Quote the records that follow in full and exactly; leave out the pictures.

┌─ RECORDS TO PROCESS

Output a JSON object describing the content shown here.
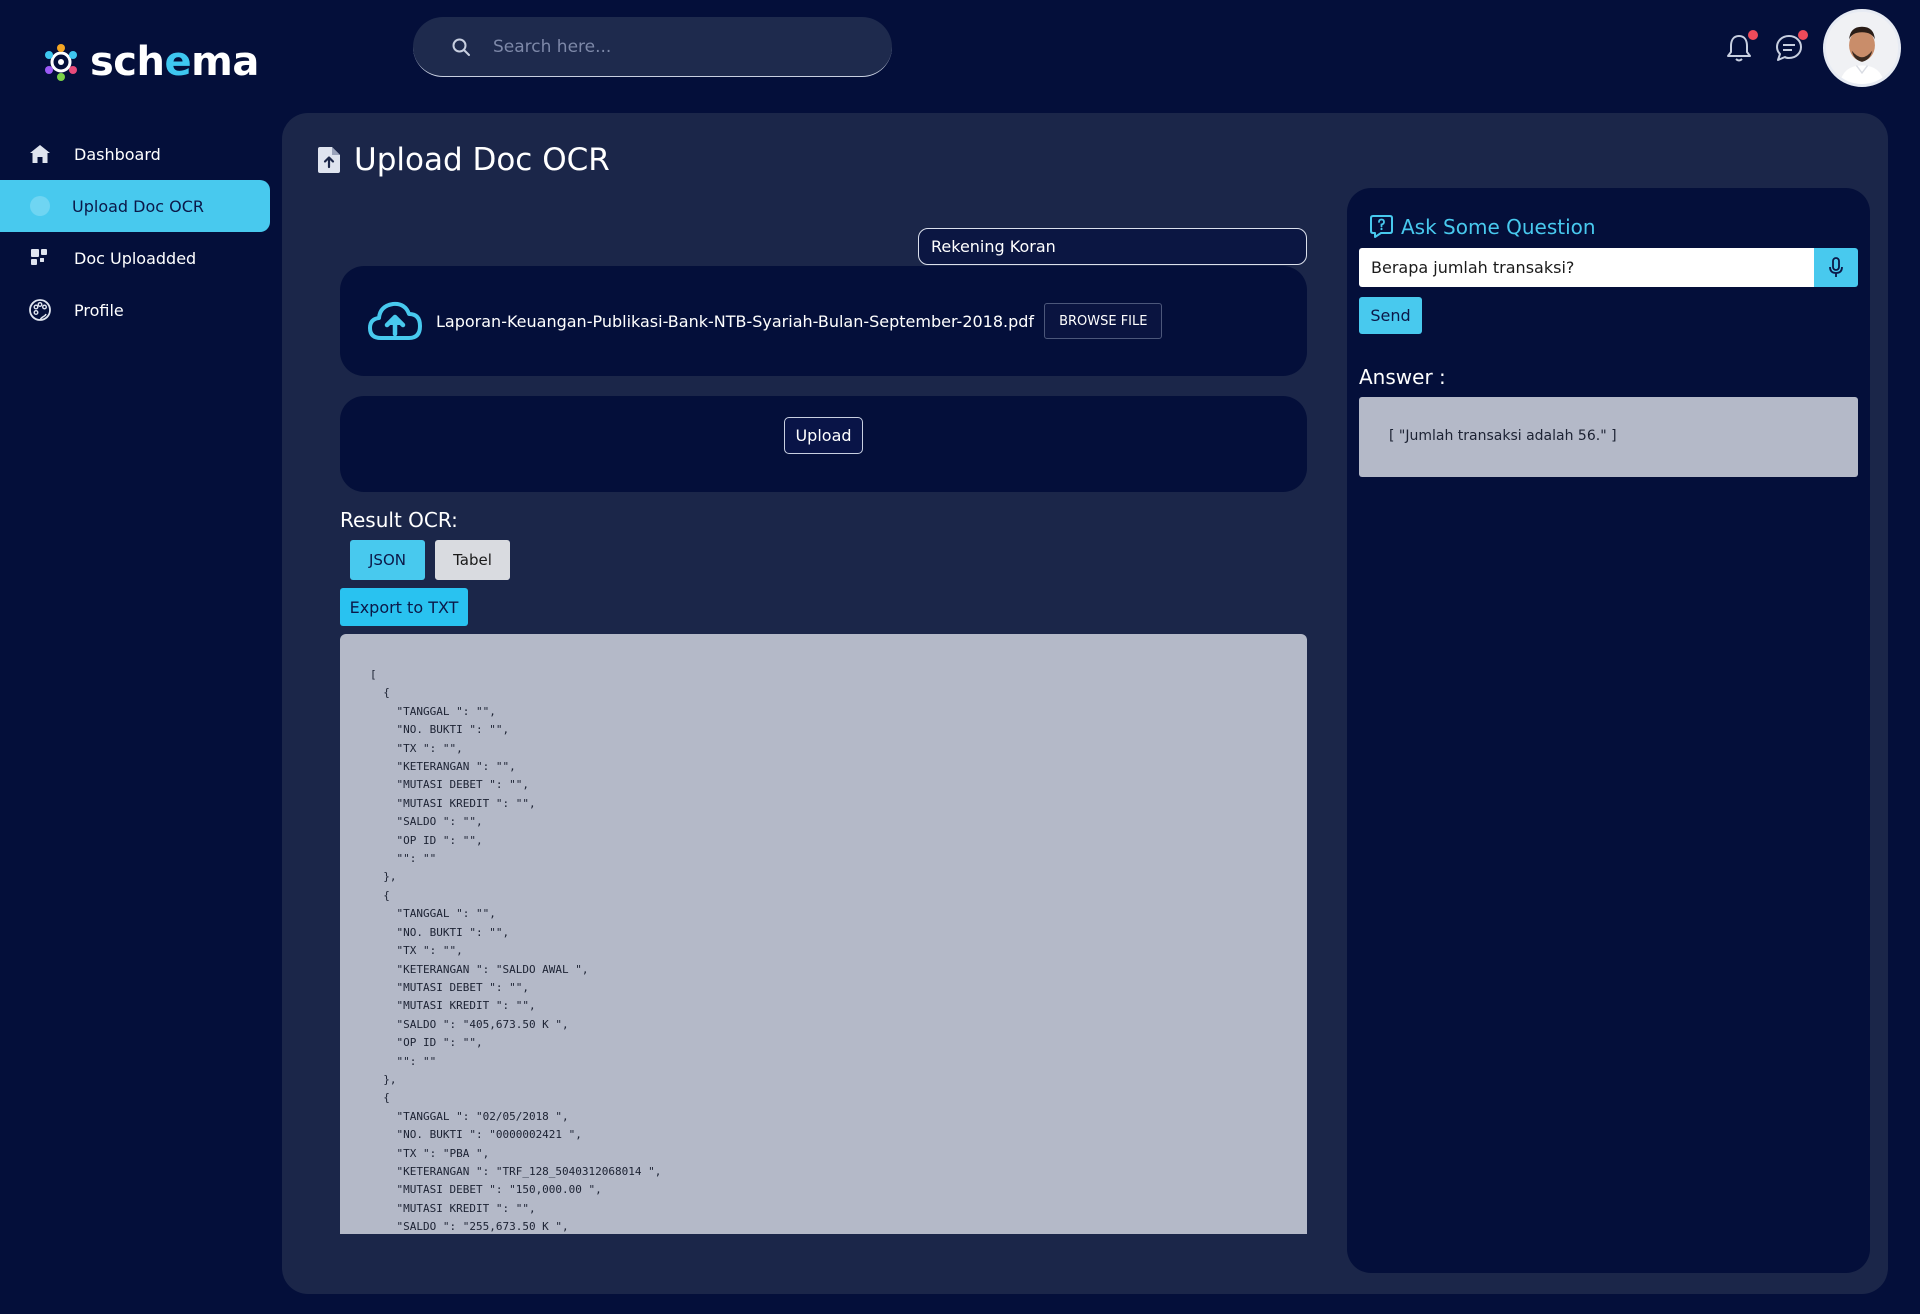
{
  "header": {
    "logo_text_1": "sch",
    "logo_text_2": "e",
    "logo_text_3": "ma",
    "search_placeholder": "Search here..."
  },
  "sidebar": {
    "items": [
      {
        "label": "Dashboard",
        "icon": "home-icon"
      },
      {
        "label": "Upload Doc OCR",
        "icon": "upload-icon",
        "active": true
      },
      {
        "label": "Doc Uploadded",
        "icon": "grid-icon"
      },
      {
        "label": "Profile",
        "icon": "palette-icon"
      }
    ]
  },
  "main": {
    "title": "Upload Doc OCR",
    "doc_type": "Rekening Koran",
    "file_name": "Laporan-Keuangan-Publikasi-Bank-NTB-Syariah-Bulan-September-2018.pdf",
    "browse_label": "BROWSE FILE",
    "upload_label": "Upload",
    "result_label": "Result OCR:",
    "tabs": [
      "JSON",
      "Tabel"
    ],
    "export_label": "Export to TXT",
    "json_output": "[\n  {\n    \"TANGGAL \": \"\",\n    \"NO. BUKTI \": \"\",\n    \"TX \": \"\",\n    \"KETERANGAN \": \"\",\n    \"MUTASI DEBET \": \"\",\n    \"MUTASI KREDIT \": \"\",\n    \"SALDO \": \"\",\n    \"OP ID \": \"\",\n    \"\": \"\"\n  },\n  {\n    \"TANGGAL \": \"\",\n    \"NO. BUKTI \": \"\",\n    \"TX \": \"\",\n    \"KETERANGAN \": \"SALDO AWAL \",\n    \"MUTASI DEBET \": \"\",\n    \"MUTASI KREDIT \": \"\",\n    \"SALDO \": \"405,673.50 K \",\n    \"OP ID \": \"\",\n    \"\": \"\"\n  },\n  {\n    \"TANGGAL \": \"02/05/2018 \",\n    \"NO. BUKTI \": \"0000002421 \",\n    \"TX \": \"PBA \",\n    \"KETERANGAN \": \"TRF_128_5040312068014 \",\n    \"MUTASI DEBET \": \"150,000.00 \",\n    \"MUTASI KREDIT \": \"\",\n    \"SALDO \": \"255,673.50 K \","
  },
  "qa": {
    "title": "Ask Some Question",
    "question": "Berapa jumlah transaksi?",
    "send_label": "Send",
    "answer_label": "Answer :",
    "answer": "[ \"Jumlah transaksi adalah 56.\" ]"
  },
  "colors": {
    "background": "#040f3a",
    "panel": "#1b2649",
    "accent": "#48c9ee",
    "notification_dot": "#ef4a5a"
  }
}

└─

*SOLUTION*:
Output a JSON object describing the content shown here.
{
  "header": {
    "logo_text_1": "sch",
    "logo_text_2": "e",
    "logo_text_3": "ma",
    "search_placeholder": "Search here..."
  },
  "sidebar": {
    "items": [
      {
        "label": "Dashboard",
        "icon": "home-icon"
      },
      {
        "label": "Upload Doc OCR",
        "icon": "upload-icon",
        "active": true
      },
      {
        "label": "Doc Uploadded",
        "icon": "grid-icon"
      },
      {
        "label": "Profile",
        "icon": "palette-icon"
      }
    ]
  },
  "main": {
    "title": "Upload Doc OCR",
    "doc_type": "Rekening Koran",
    "file_name": "Laporan-Keuangan-Publikasi-Bank-NTB-Syariah-Bulan-September-2018.pdf",
    "browse_label": "BROWSE FILE",
    "upload_label": "Upload",
    "result_label": "Result OCR:",
    "tabs": [
      "JSON",
      "Tabel"
    ],
    "export_label": "Export to TXT",
    "json_output": "[\n  {\n    \"TANGGAL \": \"\",\n    \"NO. BUKTI \": \"\",\n    \"TX \": \"\",\n    \"KETERANGAN \": \"\",\n    \"MUTASI DEBET \": \"\",\n    \"MUTASI KREDIT \": \"\",\n    \"SALDO \": \"\",\n    \"OP ID \": \"\",\n    \"\": \"\"\n  },\n  {\n    \"TANGGAL \": \"\",\n    \"NO. BUKTI \": \"\",\n    \"TX \": \"\",\n    \"KETERANGAN \": \"SALDO AWAL \",\n    \"MUTASI DEBET \": \"\",\n    \"MUTASI KREDIT \": \"\",\n    \"SALDO \": \"405,673.50 K \",\n    \"OP ID \": \"\",\n    \"\": \"\"\n  },\n  {\n    \"TANGGAL \": \"02/05/2018 \",\n    \"NO. BUKTI \": \"0000002421 \",\n    \"TX \": \"PBA \",\n    \"KETERANGAN \": \"TRF_128_5040312068014 \",\n    \"MUTASI DEBET \": \"150,000.00 \",\n    \"MUTASI KREDIT \": \"\",\n    \"SALDO \": \"255,673.50 K \","
  },
  "qa": {
    "title": "Ask Some Question",
    "question": "Berapa jumlah transaksi?",
    "send_label": "Send",
    "answer_label": "Answer :",
    "answer": "[ \"Jumlah transaksi adalah 56.\" ]"
  },
  "colors": {
    "background": "#040f3a",
    "panel": "#1b2649",
    "accent": "#48c9ee",
    "notification_dot": "#ef4a5a"
  }
}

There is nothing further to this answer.